- [SUPPLIED RECORDS]:
┄┄┄┄┄┄┄┄┄┄┄┄┄┄┄┄┄┄┄┄

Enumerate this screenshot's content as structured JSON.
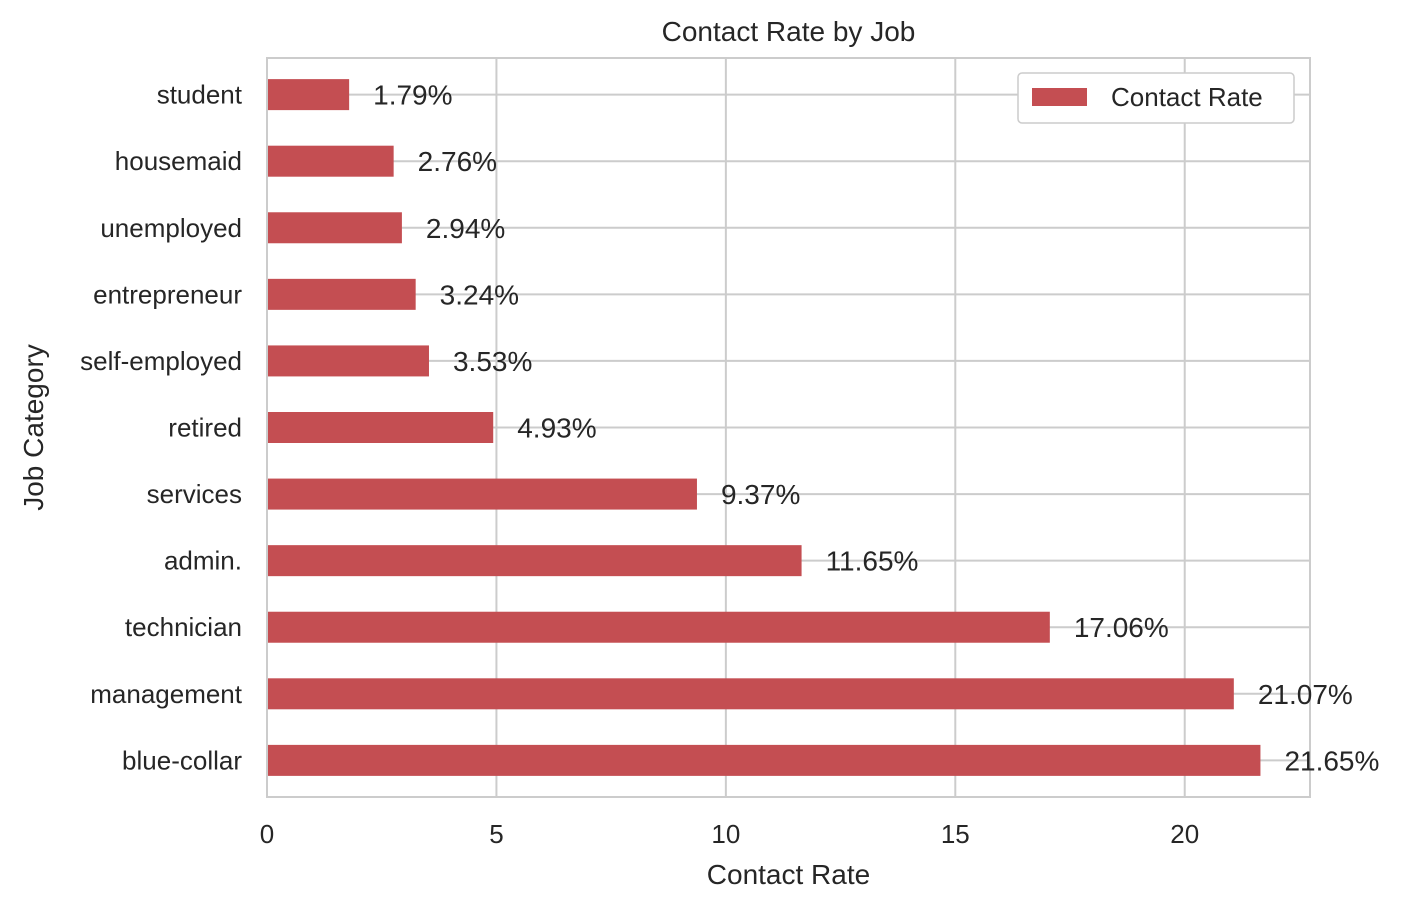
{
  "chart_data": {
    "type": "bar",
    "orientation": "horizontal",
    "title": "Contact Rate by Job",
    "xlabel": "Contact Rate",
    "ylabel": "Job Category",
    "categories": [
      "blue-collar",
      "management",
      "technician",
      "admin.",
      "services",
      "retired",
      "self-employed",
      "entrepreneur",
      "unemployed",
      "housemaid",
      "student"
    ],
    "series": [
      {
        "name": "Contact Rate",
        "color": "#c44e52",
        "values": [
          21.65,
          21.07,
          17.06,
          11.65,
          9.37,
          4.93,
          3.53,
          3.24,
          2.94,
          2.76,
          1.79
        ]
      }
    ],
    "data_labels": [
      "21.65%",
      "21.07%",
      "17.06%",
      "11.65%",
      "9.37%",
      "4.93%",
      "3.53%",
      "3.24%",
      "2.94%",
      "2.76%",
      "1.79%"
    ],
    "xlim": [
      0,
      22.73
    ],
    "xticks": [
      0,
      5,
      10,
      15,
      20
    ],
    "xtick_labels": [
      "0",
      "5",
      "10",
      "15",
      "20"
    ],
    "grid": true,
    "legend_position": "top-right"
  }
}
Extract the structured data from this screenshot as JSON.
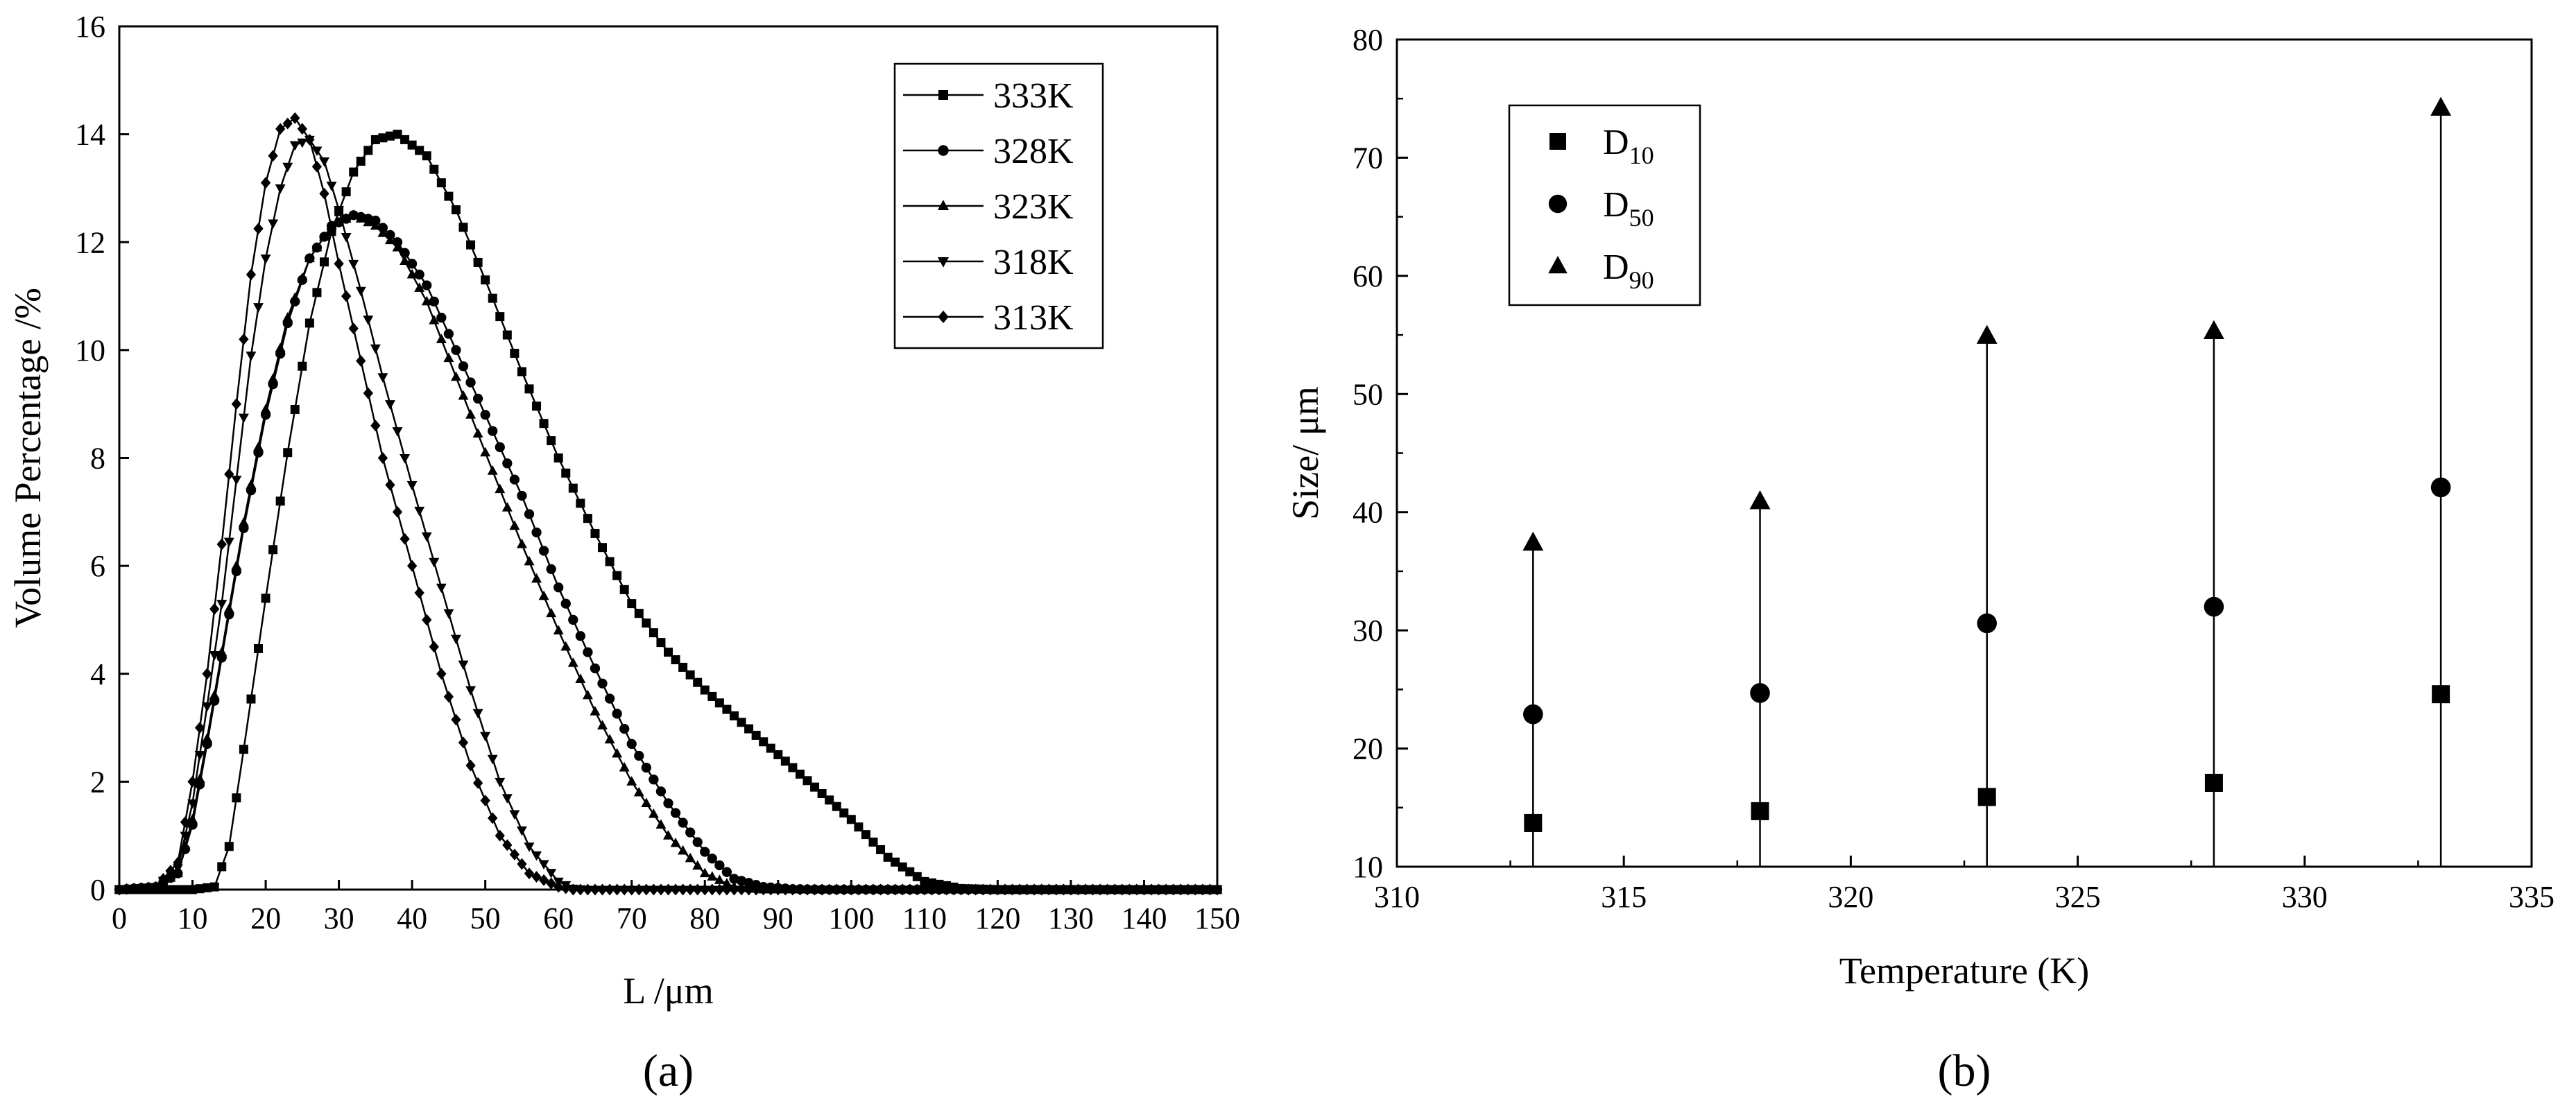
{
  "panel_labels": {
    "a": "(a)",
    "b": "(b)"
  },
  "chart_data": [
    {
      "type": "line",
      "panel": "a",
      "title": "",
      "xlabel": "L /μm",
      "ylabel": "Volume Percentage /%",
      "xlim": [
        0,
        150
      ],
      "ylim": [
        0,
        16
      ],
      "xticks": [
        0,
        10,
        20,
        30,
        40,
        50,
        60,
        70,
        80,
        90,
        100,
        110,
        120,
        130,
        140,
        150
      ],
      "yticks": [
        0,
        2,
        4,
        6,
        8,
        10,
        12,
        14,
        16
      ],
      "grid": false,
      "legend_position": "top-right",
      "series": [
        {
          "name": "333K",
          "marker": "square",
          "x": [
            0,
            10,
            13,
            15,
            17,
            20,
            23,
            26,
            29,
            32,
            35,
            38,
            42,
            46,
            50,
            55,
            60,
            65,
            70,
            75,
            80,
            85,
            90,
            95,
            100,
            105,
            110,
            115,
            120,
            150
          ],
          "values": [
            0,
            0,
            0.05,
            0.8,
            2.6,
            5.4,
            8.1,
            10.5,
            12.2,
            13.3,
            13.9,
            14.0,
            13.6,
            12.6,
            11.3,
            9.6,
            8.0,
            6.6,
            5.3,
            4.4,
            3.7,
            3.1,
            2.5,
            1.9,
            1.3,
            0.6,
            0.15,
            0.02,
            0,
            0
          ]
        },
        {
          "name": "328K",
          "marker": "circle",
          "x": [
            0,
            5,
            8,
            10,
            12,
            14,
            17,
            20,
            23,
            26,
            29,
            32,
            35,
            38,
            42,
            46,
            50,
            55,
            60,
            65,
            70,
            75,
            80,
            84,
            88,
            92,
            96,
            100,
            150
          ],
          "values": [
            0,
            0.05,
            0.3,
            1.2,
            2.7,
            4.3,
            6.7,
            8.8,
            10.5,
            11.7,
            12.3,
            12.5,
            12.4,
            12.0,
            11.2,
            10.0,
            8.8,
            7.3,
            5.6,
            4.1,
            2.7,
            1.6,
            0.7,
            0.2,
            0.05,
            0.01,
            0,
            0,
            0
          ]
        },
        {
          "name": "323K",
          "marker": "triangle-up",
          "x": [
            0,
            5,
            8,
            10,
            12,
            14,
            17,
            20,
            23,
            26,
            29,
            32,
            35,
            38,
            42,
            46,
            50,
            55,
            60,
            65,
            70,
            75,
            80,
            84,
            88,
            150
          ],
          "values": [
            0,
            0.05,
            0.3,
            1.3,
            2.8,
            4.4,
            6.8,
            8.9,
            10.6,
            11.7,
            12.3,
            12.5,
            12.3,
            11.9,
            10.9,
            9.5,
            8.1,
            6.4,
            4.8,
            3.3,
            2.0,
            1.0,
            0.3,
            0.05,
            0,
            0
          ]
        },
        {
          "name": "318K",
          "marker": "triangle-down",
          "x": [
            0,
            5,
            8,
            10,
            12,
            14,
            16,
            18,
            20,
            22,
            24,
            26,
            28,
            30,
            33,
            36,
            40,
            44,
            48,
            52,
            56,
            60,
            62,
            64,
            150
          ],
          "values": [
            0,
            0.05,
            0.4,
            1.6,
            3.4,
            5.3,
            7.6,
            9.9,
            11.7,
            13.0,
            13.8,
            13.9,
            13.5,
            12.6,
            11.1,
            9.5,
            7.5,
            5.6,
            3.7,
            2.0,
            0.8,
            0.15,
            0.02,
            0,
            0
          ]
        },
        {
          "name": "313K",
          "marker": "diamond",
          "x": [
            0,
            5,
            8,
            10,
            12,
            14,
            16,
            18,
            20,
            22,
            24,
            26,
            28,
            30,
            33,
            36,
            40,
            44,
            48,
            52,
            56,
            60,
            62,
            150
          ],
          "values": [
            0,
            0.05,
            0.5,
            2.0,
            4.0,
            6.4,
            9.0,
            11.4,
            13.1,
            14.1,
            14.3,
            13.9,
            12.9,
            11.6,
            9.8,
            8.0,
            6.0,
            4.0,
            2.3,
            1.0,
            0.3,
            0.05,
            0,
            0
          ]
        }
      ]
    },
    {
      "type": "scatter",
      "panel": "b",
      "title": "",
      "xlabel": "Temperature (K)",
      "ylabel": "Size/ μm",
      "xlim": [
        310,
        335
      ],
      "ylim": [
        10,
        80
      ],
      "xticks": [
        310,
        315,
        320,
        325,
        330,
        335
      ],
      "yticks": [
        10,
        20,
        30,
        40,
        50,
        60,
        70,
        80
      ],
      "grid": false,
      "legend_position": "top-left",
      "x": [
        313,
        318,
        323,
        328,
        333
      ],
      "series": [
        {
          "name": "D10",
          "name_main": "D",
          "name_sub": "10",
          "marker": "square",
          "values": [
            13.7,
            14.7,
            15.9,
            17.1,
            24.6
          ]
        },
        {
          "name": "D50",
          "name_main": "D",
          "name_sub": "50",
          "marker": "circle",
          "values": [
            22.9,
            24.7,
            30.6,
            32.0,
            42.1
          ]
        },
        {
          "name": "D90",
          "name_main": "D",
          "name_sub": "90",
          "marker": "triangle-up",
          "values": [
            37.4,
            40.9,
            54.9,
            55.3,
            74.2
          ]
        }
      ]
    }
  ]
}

┄┄┄┄┄┄┄┄┄┄┄┄┄┄┄┄┄┄┄┄

- [INSTRUCTION]: Return every line above that contains the word "xlabel".

- [EXERCISE OUTPUT]:
    "xlabel": "Contact Rate",
      "xlabel": "L /μm",
      "xlabel": "Temperature (K)",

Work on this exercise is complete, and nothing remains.